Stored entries

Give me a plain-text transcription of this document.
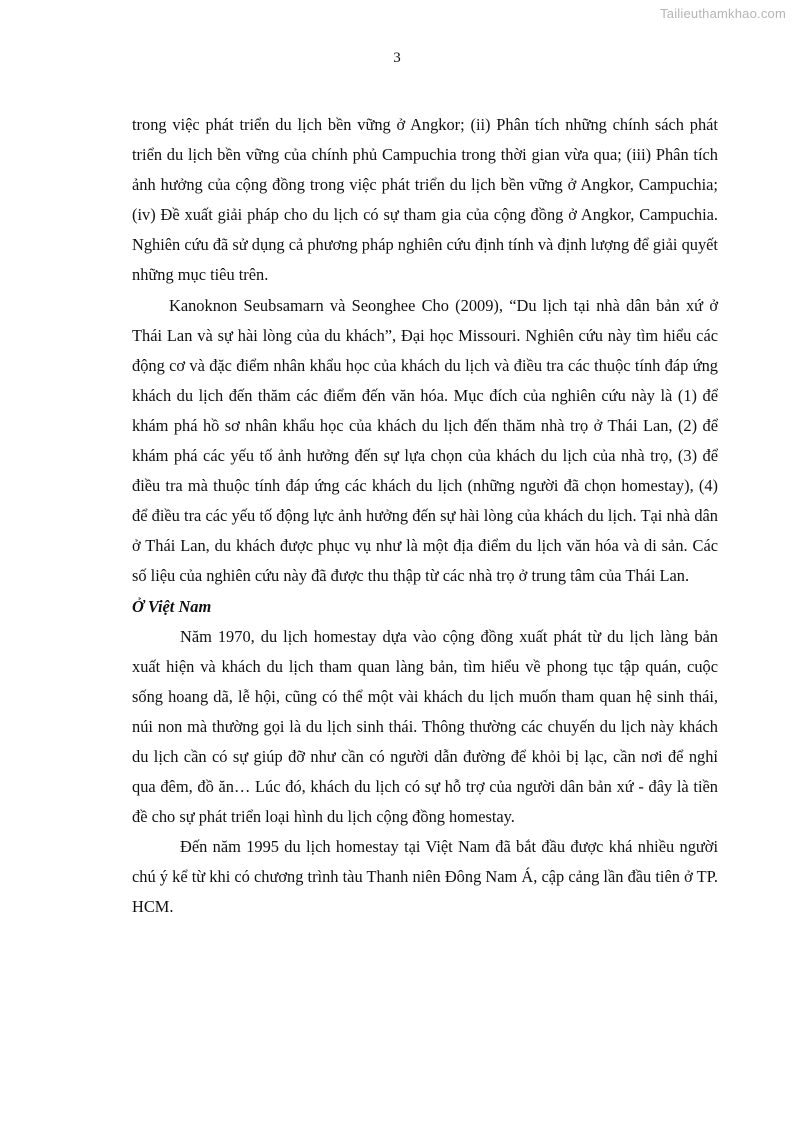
Tailieuthamkhao.com
3

trong việc phát triển du lịch bền vững ở Angkor; (ii) Phân tích những chính sách phát triển du lịch bền vững của chính phủ Campuchia trong thời gian vừa qua; (iii) Phân tích ảnh hưởng của cộng đồng trong việc phát triển du lịch bền vững ở Angkor, Campuchia; (iv) Đề xuất giải pháp cho du lịch có sự tham gia của cộng đồng ở Angkor, Campuchia. Nghiên cứu đã sử dụng cả phương pháp nghiên cứu định tính và định lượng để giải quyết những mục tiêu trên.

Kanoknon Seubsamarn và Seonghee Cho (2009), “Du lịch tại nhà dân bản xứ ở Thái Lan và sự hài lòng của du khách”, Đại học Missouri. Nghiên cứu này tìm hiểu các động cơ và đặc điểm nhân khẩu học của khách du lịch và điều tra các thuộc tính đáp ứng khách du lịch đến thăm các điểm đến văn hóa. Mục đích của nghiên cứu này là (1) để khám phá hồ sơ nhân khẩu học của khách du lịch đến thăm nhà trọ ở Thái Lan, (2) để khám phá các yếu tố ảnh hưởng đến sự lựa chọn của khách du lịch của nhà trọ, (3) để điều tra mà thuộc tính đáp ứng các khách du lịch (những người đã chọn homestay), (4) để điều tra các yếu tố động lực ảnh hưởng đến sự hài lòng của khách du lịch. Tại nhà dân ở Thái Lan, du khách được phục vụ như là một địa điểm du lịch văn hóa và di sản. Các số liệu của nghiên cứu này đã được thu thập từ các nhà trọ ở trung tâm của Thái Lan.

Ở Việt Nam

Năm 1970, du lịch homestay dựa vào cộng đồng xuất phát từ du lịch làng bản xuất hiện và khách du lịch tham quan làng bản, tìm hiểu về phong tục tập quán, cuộc sống hoang dã, lễ hội, cũng có thể một vài khách du lịch muốn tham quan hệ sinh thái, núi non mà thường gọi là du lịch sinh thái. Thông thường các chuyến du lịch này khách du lịch cần có sự giúp đỡ như cần có người dẫn đường để khỏi bị lạc, cần nơi để nghỉ qua đêm, đồ ăn… Lúc đó, khách du lịch có sự hỗ trợ của người dân bản xứ - đây là tiền đề cho sự phát triển loại hình du lịch cộng đồng homestay.

Đến năm 1995 du lịch homestay tại Việt Nam đã bắt đầu được khá nhiều người chú ý kể từ khi có chương trình tàu Thanh niên Đông Nam Á, cập cảng lần đầu tiên ở TP. HCM.
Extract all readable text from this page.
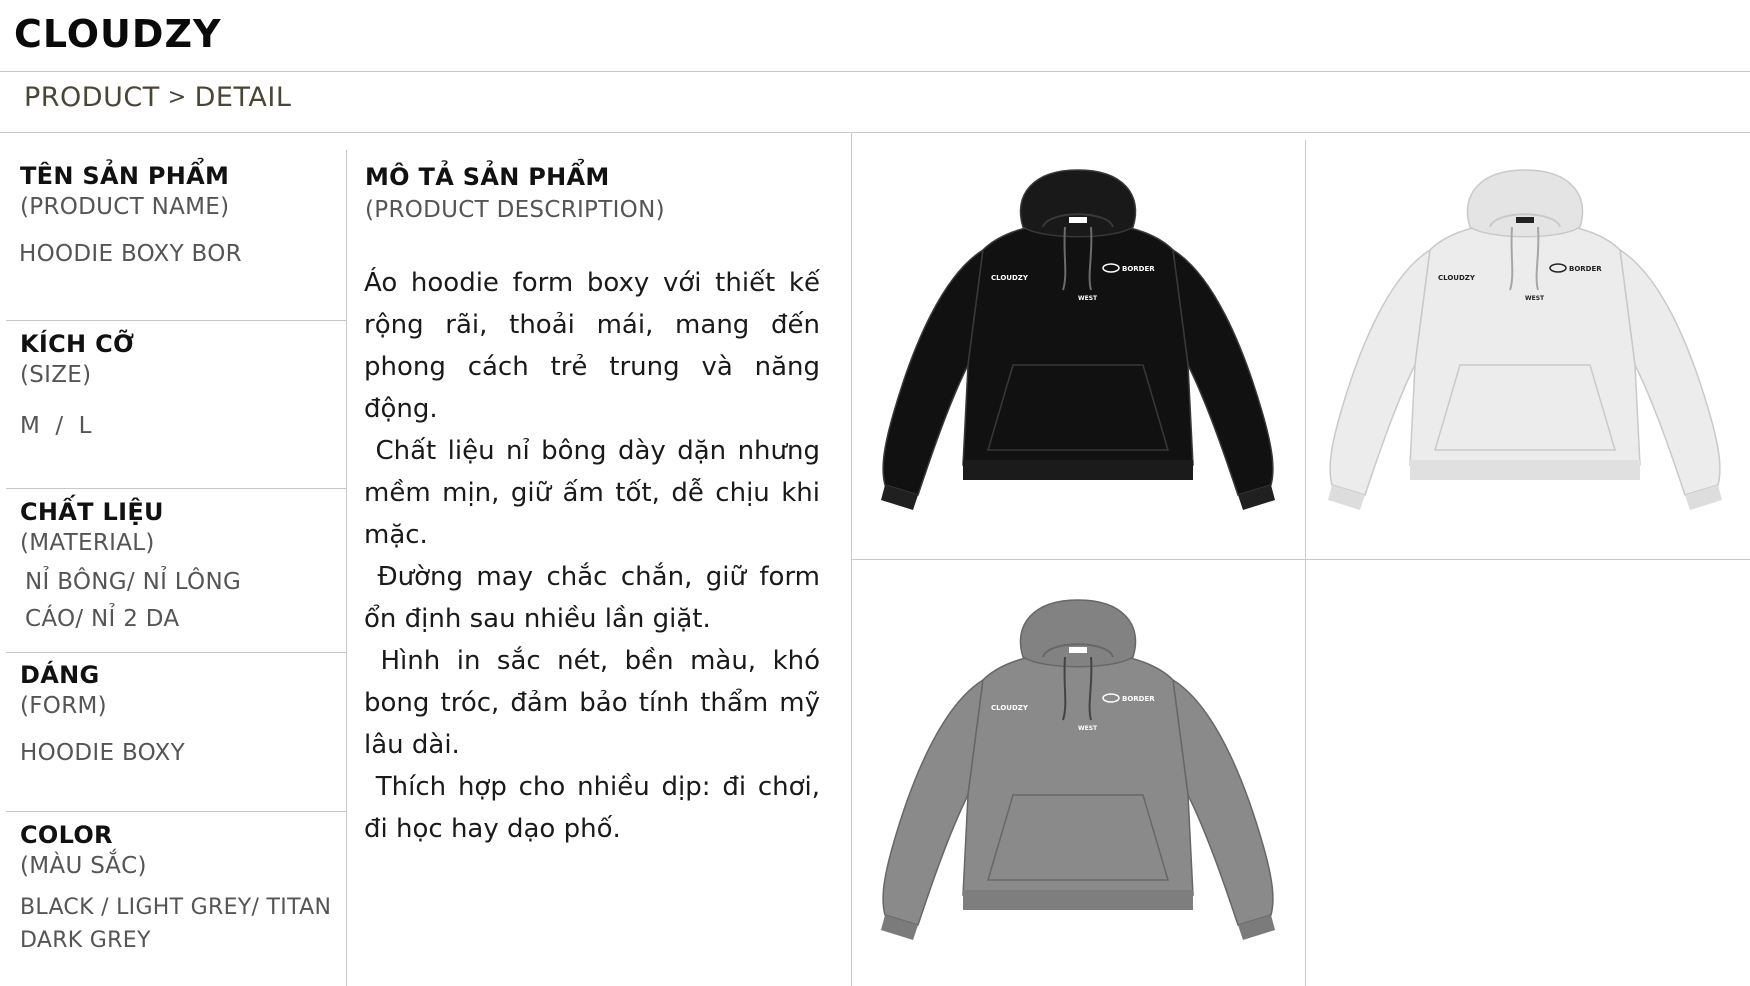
CLOUDZY
PRODUCT > DETAIL
TÊN SẢN PHẨM
(PRODUCT NAME)
HOODIE BOXY BOR
KÍCH CỠ
(SIZE)
M  /  L
CHẤT LIỆU
(MATERIAL)
NỈ BÔNG/ NỈ LÔNG
CÁO/ NỈ 2 DA
DÁNG
(FORM)
HOODIE BOXY
COLOR
(MÀU SẮC)
BLACK / LIGHT GREY/ TITAN
DARK GREY
MÔ TẢ SẢN PHẨM
(PRODUCT DESCRIPTION)

Áo hoodie form boxy với thiết kế rộng rãi, thoải mái, mang đến phong cách trẻ trung và năng động.

Chất liệu nỉ bông dày dặn nhưng mềm mịn, giữ ấm tốt, dễ chịu khi mặc.

Đường may chắc chắn, giữ form ổn định sau nhiều lần giặt.

Hình in sắc nét, bền màu, khó bong tróc, đảm bảo tính thẩm mỹ lâu dài.

Thích hợp cho nhiều dịp: đi chơi, đi học hay dạo phố.

CLOUDZY
BORDER
WEST
CLOUDZY
BORDER
WEST
CLOUDZY
BORDER
WEST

■ **Given task**: Quote the preceding listing precisely and completely, omitting its images.

■ **Task answer**:
Give me a plain-text transcription of this document.
Tailieuthamkhao.com
3

trong việc phát triển du lịch bền vững ở Angkor; (ii) Phân tích những chính sách phát triển du lịch bền vững của chính phủ Campuchia trong thời gian vừa qua; (iii) Phân tích ảnh hưởng của cộng đồng trong việc phát triển du lịch bền vững ở Angkor, Campuchia; (iv) Đề xuất giải pháp cho du lịch có sự tham gia của cộng đồng ở Angkor, Campuchia. Nghiên cứu đã sử dụng cả phương pháp nghiên cứu định tính và định lượng để giải quyết những mục tiêu trên.

Kanoknon Seubsamarn và Seonghee Cho (2009), “Du lịch tại nhà dân bản xứ ở Thái Lan và sự hài lòng của du khách”, Đại học Missouri. Nghiên cứu này tìm hiểu các động cơ và đặc điểm nhân khẩu học của khách du lịch và điều tra các thuộc tính đáp ứng khách du lịch đến thăm các điểm đến văn hóa. Mục đích của nghiên cứu này là (1) để khám phá hồ sơ nhân khẩu học của khách du lịch đến thăm nhà trọ ở Thái Lan, (2) để khám phá các yếu tố ảnh hưởng đến sự lựa chọn của khách du lịch của nhà trọ, (3) để điều tra mà thuộc tính đáp ứng các khách du lịch (những người đã chọn homestay), (4) để điều tra các yếu tố động lực ảnh hưởng đến sự hài lòng của khách du lịch. Tại nhà dân ở Thái Lan, du khách được phục vụ như là một địa điểm du lịch văn hóa và di sản. Các số liệu của nghiên cứu này đã được thu thập từ các nhà trọ ở trung tâm của Thái Lan.

Ở Việt Nam

Năm 1970, du lịch homestay dựa vào cộng đồng xuất phát từ du lịch làng bản xuất hiện và khách du lịch tham quan làng bản, tìm hiểu về phong tục tập quán, cuộc sống hoang dã, lễ hội, cũng có thể một vài khách du lịch muốn tham quan hệ sinh thái, núi non mà thường gọi là du lịch sinh thái. Thông thường các chuyến du lịch này khách du lịch cần có sự giúp đỡ như cần có người dẫn đường để khỏi bị lạc, cần nơi để nghỉ qua đêm, đồ ăn… Lúc đó, khách du lịch có sự hỗ trợ của người dân bản xứ - đây là tiền đề cho sự phát triển loại hình du lịch cộng đồng homestay.

Đến năm 1995 du lịch homestay tại Việt Nam đã bắt đầu được khá nhiều người chú ý kể từ khi có chương trình tàu Thanh niên Đông Nam Á, cập cảng lần đầu tiên ở TP. HCM.
Extract all readable text from this page.
CLOUDZY
PRODUCT > DETAIL
TÊN SẢN PHẨM
(PRODUCT NAME)
HOODIE BOXY BOR
KÍCH CỠ
(SIZE)
M  /  L
CHẤT LIỆU
(MATERIAL)
NỈ BÔNG/ NỈ LÔNG
CÁO/ NỈ 2 DA
DÁNG
(FORM)
HOODIE BOXY
COLOR
(MÀU SẮC)
BLACK / LIGHT GREY/ TITAN
DARK GREY
MÔ TẢ SẢN PHẨM
(PRODUCT DESCRIPTION)

Áo hoodie form boxy với thiết kế rộng rãi, thoải mái, mang đến phong cách trẻ trung và năng động.

Chất liệu nỉ bông dày dặn nhưng mềm mịn, giữ ấm tốt, dễ chịu khi mặc.

Đường may chắc chắn, giữ form ổn định sau nhiều lần giặt.

Hình in sắc nét, bền màu, khó bong tróc, đảm bảo tính thẩm mỹ lâu dài.

Thích hợp cho nhiều dịp: đi chơi, đi học hay dạo phố.

CLOUDZY
BORDER
WEST
CLOUDZY
BORDER
WEST
CLOUDZY
BORDER
WEST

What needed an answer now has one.